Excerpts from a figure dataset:
"""
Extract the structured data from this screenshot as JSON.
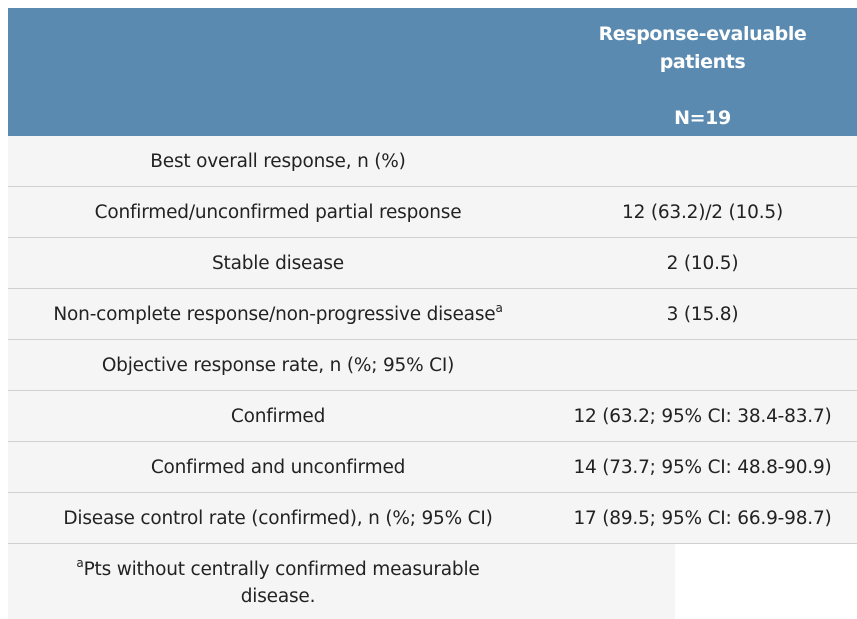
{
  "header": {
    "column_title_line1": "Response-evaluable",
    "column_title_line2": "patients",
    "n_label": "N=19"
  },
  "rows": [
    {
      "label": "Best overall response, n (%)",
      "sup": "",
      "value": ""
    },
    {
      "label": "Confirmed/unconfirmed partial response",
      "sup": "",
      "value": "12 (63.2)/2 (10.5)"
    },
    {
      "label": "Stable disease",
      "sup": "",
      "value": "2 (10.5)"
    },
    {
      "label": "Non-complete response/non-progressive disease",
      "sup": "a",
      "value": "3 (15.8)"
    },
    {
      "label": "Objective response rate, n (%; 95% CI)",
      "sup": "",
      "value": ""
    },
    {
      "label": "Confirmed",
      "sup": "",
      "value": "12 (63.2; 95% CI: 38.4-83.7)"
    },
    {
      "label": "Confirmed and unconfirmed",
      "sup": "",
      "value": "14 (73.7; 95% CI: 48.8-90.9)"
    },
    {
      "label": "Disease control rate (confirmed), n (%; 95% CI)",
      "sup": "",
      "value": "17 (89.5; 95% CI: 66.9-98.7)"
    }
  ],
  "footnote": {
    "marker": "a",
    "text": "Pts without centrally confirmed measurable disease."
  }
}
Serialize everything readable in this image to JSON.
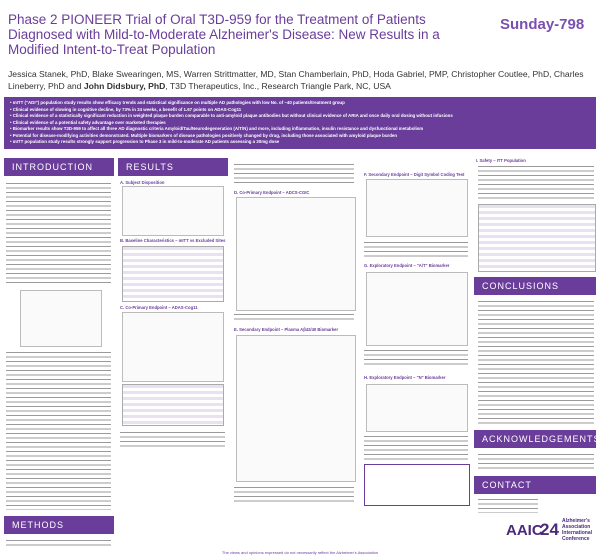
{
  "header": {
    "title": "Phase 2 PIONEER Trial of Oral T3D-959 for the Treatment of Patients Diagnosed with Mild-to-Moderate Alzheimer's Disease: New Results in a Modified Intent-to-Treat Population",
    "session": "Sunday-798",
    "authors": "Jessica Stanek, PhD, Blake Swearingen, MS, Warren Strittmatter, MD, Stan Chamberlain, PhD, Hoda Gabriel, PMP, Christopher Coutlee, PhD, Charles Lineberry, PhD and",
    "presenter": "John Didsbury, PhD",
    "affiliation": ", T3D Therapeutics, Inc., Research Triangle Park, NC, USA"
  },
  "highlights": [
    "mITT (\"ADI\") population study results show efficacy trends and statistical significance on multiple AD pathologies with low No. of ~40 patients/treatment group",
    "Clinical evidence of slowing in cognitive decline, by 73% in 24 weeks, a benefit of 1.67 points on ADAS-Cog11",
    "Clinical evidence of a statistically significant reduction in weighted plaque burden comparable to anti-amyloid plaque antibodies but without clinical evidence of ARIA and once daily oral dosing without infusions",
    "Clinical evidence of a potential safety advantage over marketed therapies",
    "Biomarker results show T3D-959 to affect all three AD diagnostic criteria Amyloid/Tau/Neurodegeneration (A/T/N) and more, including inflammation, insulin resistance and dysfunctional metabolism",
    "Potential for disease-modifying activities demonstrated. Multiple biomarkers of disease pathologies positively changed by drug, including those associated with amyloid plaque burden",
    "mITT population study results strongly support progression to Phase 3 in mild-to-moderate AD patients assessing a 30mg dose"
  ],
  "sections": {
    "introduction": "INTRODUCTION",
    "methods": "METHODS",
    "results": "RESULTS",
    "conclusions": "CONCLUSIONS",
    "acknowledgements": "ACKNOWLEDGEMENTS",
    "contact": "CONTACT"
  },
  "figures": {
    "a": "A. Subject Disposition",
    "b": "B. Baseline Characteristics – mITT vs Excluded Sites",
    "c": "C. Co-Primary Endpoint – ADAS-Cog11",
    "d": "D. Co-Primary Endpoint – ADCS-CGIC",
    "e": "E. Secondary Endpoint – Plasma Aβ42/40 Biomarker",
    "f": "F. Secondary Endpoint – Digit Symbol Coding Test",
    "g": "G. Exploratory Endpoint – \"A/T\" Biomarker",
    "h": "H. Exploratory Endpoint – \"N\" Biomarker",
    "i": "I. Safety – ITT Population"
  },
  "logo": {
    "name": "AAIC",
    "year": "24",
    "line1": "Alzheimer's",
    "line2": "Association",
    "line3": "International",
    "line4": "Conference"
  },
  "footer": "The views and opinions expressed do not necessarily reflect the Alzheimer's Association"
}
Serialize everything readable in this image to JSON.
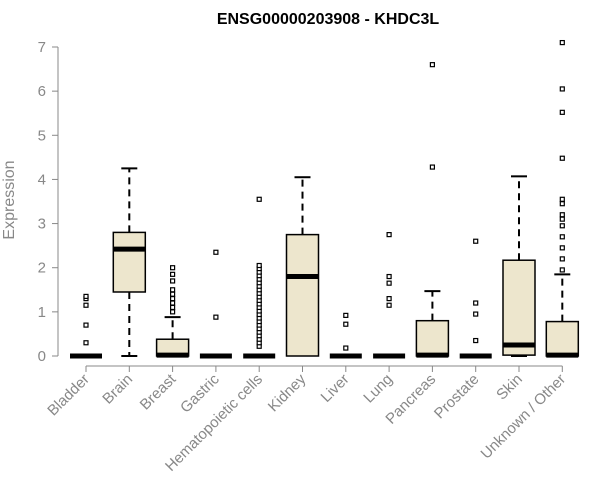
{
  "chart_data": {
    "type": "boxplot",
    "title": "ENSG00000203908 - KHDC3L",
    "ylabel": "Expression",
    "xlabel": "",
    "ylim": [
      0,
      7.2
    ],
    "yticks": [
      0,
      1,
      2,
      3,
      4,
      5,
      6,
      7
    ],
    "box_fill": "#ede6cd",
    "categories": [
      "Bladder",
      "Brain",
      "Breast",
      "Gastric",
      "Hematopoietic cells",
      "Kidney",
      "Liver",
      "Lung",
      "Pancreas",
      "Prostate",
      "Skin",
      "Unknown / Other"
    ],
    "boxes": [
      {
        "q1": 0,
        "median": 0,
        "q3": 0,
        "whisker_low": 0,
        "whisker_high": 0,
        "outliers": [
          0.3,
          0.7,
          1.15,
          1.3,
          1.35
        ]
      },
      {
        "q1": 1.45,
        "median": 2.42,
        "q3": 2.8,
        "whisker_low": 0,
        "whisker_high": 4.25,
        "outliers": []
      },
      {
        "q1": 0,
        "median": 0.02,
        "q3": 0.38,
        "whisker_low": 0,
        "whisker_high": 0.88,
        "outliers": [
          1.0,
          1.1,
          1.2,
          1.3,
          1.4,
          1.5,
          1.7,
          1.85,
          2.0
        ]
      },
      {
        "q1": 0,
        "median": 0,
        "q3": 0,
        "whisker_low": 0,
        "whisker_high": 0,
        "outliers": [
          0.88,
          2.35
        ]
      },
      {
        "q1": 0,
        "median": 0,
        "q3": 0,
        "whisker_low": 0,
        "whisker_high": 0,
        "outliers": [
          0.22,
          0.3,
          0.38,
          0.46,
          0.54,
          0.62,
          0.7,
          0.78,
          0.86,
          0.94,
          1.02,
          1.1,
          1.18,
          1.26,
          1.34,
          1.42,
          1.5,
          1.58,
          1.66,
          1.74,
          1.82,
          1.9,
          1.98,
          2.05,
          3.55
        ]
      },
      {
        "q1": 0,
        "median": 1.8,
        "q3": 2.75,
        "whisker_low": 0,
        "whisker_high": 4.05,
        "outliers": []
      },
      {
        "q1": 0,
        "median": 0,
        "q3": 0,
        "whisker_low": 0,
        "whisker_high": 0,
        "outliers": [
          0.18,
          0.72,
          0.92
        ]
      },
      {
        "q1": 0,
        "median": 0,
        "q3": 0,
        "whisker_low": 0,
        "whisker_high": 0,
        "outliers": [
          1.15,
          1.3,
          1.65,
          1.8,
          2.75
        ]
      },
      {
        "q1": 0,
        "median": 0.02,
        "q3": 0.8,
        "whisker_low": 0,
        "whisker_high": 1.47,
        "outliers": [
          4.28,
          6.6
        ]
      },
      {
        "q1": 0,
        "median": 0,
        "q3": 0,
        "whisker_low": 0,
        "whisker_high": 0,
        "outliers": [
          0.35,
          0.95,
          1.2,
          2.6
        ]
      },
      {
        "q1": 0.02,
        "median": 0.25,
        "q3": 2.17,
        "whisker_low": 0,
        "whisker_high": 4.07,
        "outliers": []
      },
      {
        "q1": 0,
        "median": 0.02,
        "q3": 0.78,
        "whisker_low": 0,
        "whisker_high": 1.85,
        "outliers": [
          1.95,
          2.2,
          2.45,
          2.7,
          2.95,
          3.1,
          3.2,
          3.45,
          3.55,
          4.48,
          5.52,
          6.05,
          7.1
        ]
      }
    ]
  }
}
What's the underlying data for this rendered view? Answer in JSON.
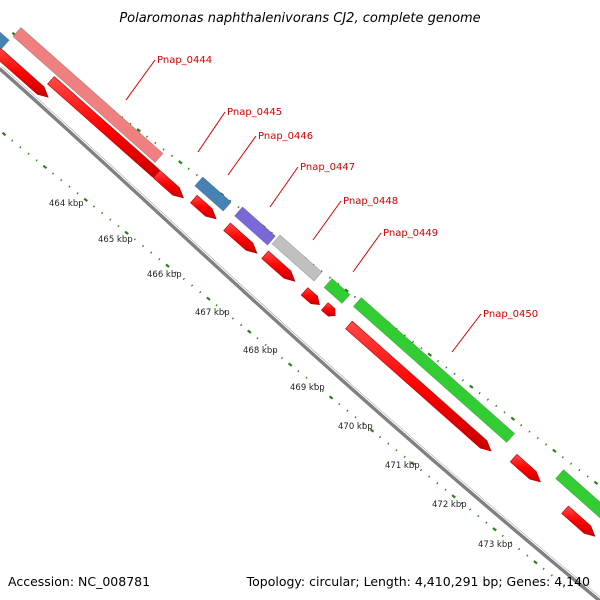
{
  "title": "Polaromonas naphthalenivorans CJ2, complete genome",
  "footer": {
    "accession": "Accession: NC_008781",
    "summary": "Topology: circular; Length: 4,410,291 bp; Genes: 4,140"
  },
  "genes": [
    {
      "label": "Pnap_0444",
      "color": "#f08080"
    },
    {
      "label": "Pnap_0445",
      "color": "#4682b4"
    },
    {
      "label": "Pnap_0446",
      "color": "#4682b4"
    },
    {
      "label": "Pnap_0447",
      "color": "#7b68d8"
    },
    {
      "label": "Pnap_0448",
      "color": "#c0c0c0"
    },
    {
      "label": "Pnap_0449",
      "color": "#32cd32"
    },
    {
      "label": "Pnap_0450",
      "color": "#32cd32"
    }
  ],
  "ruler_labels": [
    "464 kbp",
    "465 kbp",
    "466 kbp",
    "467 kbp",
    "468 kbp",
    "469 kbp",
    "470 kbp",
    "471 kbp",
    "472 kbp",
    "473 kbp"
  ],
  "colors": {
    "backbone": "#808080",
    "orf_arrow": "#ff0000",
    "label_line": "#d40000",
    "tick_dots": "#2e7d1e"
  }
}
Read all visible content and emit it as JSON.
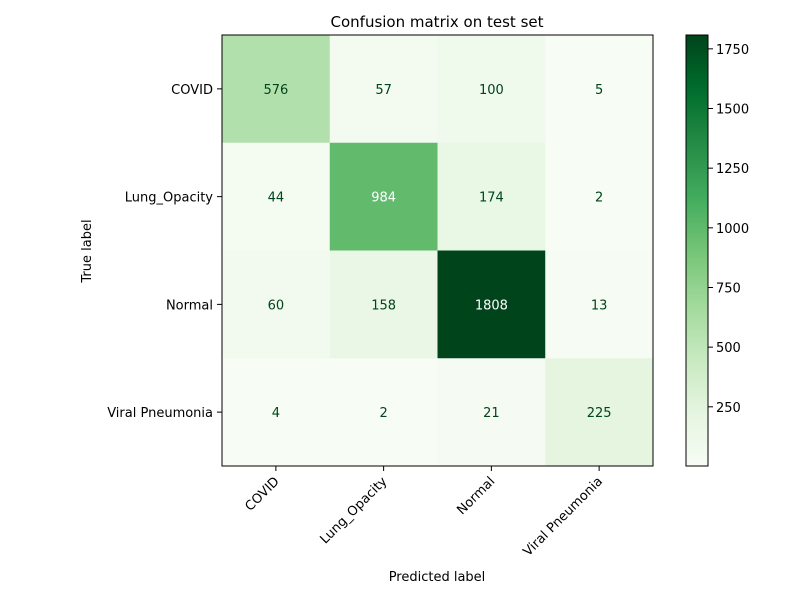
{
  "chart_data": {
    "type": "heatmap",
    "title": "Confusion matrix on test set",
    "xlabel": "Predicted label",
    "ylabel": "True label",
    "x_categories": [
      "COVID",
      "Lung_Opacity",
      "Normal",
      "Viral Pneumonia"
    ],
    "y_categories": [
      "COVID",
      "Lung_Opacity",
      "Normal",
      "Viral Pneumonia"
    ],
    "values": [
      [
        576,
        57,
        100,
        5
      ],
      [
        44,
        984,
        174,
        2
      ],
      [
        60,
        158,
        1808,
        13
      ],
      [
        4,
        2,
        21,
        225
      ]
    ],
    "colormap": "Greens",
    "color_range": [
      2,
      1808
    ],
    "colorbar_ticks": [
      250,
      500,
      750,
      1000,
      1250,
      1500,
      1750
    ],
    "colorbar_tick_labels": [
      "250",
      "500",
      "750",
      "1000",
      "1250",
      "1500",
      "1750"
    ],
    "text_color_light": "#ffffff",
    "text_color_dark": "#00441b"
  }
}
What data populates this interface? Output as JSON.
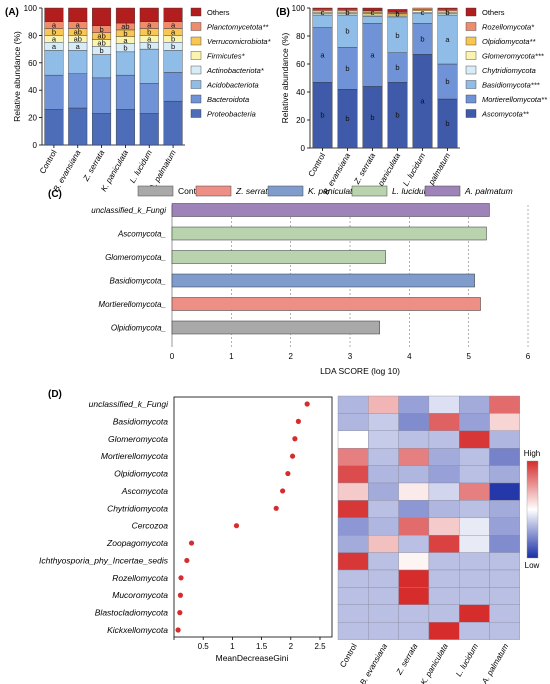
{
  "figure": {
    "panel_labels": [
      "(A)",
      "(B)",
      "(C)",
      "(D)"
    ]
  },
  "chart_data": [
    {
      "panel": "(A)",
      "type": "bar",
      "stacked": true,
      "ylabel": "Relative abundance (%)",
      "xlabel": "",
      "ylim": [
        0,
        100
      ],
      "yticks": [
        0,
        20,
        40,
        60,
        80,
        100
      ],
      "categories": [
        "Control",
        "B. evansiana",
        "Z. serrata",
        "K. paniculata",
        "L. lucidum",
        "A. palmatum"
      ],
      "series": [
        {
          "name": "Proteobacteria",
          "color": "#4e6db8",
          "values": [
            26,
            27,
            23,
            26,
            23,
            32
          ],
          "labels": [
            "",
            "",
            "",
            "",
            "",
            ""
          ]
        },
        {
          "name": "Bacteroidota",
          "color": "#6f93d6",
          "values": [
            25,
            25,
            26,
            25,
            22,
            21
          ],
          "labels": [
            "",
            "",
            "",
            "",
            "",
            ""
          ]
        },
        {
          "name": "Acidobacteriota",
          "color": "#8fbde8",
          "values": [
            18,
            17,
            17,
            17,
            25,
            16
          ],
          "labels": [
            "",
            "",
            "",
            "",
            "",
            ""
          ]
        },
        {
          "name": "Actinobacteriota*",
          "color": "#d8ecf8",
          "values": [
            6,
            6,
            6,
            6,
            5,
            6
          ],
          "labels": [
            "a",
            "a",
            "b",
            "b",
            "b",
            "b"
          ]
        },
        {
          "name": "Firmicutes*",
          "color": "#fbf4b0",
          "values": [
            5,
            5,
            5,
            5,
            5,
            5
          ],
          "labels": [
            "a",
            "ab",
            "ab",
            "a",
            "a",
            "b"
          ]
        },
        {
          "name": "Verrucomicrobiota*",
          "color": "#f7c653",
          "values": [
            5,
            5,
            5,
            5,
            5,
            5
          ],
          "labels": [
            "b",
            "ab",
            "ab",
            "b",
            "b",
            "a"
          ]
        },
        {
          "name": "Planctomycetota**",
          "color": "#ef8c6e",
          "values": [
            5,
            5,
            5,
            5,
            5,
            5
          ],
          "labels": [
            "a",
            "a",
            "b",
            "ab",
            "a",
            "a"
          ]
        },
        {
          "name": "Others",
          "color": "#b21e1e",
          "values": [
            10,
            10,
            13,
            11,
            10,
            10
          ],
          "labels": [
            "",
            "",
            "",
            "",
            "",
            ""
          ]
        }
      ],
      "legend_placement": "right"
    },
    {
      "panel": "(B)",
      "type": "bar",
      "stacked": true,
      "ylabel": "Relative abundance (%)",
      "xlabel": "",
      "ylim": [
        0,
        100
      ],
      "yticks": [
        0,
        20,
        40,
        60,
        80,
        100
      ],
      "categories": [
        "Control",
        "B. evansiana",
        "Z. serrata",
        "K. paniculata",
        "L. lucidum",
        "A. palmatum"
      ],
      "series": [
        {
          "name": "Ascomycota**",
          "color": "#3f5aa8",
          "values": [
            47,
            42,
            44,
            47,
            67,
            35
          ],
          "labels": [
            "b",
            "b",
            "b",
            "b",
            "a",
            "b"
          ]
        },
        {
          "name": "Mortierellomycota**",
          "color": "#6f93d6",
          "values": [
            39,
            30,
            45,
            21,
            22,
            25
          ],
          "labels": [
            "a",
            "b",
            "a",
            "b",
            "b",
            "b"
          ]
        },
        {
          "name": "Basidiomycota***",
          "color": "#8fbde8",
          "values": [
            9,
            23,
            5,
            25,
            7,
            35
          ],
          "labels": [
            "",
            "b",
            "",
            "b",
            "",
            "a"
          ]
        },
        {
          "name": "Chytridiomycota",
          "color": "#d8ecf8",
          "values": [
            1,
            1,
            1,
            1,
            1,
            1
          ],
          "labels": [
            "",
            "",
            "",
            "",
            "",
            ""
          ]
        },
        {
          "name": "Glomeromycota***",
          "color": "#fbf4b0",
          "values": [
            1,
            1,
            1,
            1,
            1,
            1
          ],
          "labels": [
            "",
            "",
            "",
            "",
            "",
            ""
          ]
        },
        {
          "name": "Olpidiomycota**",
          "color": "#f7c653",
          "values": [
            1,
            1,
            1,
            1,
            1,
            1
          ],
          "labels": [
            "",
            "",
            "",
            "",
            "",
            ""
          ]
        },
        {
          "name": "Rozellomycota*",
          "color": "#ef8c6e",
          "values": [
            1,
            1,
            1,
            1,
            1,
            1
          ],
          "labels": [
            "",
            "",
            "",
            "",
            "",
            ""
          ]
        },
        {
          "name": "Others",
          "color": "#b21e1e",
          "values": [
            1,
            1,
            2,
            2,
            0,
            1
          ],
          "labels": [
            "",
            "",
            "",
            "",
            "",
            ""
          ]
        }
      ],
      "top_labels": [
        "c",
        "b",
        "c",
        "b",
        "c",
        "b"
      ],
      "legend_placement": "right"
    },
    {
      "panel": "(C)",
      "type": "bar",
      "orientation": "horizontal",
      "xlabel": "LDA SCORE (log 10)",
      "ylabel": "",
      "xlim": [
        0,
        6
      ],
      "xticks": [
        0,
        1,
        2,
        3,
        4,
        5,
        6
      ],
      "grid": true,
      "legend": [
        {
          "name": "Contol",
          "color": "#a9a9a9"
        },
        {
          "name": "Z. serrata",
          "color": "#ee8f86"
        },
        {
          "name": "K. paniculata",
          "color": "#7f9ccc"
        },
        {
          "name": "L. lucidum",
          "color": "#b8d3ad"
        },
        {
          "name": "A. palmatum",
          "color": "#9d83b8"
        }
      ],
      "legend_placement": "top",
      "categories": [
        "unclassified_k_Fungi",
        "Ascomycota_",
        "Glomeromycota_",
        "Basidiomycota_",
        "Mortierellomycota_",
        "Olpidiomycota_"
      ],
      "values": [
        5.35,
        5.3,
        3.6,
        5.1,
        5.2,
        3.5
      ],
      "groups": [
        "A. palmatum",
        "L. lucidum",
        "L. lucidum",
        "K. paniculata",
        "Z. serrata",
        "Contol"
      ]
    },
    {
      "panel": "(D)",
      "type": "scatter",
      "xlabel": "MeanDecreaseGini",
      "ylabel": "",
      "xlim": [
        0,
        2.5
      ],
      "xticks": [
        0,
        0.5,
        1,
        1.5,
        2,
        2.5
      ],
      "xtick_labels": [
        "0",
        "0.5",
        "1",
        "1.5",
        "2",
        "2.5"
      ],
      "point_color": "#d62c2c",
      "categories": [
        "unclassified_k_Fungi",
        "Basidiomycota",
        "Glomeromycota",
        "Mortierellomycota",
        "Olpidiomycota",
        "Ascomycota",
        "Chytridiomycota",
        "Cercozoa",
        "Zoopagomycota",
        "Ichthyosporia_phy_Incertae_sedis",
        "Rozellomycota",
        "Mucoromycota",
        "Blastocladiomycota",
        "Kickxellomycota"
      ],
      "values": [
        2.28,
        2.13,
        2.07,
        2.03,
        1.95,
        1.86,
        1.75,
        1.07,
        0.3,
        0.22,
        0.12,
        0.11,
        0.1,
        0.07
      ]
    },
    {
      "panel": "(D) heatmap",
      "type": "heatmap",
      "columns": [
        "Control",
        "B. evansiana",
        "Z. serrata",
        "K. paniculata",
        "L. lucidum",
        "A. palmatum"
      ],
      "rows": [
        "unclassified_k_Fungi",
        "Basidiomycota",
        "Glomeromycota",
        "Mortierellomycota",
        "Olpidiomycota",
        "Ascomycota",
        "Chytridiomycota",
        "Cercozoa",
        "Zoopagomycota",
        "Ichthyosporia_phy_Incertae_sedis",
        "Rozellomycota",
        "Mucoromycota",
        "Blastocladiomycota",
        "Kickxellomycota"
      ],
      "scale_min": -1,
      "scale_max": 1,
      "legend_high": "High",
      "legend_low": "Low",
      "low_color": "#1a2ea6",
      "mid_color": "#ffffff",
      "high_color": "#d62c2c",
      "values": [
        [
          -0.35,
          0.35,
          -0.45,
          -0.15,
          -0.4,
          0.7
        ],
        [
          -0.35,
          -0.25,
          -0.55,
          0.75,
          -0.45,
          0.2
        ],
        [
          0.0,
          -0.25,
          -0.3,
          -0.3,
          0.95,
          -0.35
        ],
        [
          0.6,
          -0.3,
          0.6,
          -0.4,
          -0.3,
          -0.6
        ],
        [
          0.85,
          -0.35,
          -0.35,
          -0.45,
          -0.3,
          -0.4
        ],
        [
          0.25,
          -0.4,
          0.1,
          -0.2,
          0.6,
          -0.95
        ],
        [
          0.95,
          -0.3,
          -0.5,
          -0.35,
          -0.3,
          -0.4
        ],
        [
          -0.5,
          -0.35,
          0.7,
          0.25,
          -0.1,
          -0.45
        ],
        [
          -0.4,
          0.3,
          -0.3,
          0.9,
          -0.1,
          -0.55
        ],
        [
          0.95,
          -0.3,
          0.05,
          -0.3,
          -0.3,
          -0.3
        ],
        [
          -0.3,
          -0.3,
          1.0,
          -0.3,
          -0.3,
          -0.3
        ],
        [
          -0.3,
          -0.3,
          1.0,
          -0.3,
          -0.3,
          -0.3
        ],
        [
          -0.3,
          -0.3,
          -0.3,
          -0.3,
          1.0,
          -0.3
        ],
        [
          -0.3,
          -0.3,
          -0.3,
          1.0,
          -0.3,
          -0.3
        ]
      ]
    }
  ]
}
"""
# ABOUT THIS TASK
Please say how many lines in the records above contain the word "footer", and give only that number.

# ANSWER SECTION
2